## GIVEN REQUEST
Gather every line of the entries that includes the word "name".

## TASK INPUTS
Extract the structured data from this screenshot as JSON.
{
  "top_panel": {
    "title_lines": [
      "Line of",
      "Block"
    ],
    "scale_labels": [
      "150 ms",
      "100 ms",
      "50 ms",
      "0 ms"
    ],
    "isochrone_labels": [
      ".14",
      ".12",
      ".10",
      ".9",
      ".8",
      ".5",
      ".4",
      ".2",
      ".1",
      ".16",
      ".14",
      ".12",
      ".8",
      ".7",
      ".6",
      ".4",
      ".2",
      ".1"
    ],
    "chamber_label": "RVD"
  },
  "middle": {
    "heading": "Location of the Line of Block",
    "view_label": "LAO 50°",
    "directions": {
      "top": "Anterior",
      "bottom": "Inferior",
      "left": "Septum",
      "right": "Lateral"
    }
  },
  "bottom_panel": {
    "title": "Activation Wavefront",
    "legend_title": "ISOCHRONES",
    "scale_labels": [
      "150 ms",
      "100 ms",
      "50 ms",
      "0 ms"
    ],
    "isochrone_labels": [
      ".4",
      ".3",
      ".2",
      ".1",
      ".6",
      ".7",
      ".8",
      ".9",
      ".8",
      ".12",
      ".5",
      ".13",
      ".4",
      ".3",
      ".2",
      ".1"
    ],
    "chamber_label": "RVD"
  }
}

--

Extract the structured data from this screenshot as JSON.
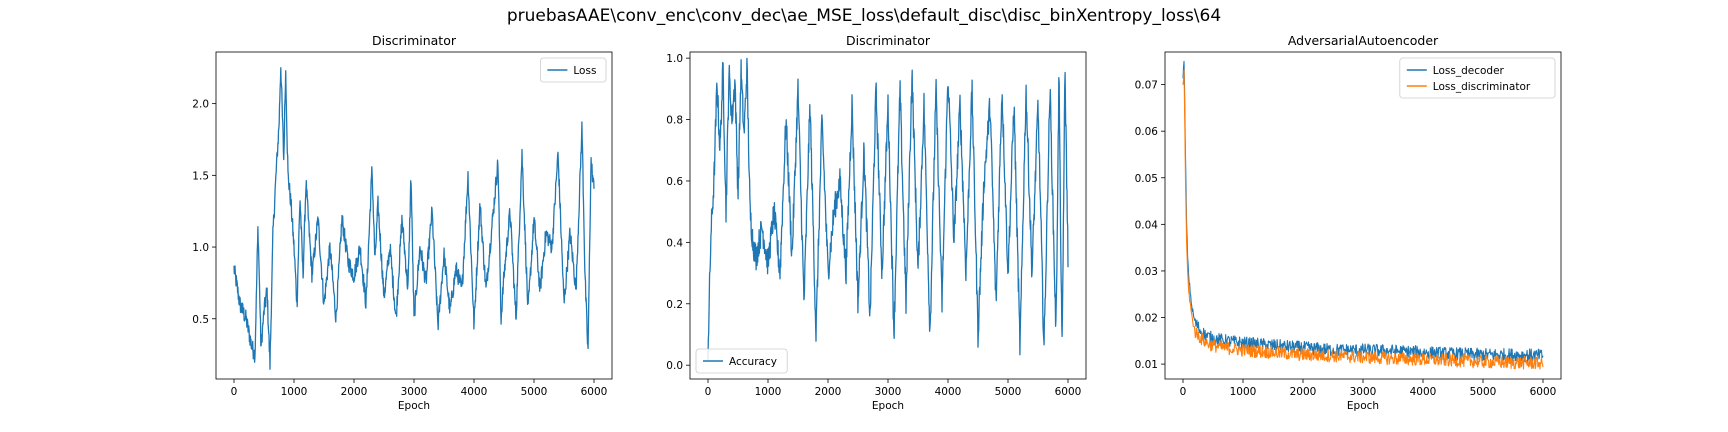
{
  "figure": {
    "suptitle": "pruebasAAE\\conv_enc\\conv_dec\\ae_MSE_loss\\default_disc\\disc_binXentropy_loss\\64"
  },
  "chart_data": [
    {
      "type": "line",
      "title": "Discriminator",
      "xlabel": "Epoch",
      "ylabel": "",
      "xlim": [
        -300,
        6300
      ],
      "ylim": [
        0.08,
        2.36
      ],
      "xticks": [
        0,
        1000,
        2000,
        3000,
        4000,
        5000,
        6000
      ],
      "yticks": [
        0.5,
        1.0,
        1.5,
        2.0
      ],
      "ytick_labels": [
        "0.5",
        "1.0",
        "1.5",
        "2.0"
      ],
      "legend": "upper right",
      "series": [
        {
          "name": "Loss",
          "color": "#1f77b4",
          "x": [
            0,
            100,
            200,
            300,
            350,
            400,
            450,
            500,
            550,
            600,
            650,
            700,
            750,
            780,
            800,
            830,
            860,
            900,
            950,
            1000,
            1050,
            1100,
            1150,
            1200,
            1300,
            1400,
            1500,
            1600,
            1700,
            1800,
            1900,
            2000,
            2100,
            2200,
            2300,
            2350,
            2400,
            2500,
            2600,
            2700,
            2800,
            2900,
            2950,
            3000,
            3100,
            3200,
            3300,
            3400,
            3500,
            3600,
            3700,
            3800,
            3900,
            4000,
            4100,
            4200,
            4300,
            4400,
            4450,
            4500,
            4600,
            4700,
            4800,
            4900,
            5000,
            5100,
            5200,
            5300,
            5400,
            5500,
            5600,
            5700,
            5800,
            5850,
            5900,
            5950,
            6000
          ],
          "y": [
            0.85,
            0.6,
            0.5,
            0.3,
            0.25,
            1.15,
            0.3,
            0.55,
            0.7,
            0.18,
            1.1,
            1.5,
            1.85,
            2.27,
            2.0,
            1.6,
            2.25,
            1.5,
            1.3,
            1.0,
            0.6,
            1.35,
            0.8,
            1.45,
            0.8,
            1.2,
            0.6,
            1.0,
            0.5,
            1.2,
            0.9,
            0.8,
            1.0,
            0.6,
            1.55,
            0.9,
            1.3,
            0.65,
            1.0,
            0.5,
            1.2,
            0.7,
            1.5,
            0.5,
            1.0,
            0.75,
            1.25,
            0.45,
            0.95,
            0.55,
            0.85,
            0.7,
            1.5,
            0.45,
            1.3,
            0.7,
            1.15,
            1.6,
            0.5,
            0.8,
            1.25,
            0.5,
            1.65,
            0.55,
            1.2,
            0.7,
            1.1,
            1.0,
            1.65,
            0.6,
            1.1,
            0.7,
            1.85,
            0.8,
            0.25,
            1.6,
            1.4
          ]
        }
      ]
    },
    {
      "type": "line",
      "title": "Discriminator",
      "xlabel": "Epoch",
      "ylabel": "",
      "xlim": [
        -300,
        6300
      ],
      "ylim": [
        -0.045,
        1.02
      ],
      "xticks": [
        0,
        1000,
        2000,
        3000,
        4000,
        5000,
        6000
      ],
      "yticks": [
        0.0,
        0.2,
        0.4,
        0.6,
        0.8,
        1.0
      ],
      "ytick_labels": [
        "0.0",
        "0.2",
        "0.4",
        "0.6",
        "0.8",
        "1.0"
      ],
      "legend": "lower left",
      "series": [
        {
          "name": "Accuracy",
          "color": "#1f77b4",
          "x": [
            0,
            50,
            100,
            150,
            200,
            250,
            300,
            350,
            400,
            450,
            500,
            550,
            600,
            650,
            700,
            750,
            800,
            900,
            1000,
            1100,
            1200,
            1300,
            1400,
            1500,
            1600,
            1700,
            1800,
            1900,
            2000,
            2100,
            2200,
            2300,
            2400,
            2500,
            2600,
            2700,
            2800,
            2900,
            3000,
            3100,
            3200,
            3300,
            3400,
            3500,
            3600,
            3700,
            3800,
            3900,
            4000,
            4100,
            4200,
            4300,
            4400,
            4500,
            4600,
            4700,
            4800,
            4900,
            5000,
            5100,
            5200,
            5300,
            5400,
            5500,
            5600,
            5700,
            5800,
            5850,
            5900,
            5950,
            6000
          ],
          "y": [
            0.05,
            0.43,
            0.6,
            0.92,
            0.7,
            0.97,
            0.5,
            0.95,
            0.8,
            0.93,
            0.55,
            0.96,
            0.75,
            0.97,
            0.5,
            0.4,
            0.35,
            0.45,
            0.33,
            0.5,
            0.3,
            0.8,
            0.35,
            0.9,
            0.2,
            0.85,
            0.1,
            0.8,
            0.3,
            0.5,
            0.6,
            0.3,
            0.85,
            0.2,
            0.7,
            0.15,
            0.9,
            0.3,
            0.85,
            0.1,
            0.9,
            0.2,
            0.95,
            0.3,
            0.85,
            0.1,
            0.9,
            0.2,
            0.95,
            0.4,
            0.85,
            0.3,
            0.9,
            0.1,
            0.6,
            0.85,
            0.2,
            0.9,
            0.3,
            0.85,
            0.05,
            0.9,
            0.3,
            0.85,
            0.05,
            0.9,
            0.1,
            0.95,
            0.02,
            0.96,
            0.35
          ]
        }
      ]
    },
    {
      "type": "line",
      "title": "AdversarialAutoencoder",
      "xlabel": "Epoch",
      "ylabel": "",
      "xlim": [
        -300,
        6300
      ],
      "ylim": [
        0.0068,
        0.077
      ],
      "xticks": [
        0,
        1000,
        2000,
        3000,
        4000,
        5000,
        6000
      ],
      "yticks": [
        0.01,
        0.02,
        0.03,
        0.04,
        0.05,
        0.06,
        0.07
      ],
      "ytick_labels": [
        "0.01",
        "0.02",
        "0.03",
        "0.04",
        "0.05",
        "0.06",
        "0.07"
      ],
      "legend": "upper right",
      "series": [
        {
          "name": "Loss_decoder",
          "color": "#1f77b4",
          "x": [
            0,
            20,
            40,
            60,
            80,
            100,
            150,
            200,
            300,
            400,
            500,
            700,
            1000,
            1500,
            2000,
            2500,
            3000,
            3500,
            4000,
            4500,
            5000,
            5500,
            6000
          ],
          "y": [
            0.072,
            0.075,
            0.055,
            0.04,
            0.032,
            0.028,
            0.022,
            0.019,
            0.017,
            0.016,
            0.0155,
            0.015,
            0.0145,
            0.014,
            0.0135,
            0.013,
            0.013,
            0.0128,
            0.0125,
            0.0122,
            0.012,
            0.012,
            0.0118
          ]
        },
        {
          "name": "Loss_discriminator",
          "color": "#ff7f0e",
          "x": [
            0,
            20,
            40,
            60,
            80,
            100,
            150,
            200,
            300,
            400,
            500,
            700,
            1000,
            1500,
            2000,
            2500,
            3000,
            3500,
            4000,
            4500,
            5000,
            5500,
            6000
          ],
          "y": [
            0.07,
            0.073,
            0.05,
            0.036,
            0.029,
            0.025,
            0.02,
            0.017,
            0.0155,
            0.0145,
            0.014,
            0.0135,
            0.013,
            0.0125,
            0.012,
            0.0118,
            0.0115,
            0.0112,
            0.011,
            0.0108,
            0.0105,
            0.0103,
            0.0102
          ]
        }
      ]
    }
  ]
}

## SOLUTION TO THIS EXERCISE
          "name": "Loss",
          "name": "Accuracy",
          "name": "Loss_decoder",
          "name": "Loss_discriminator",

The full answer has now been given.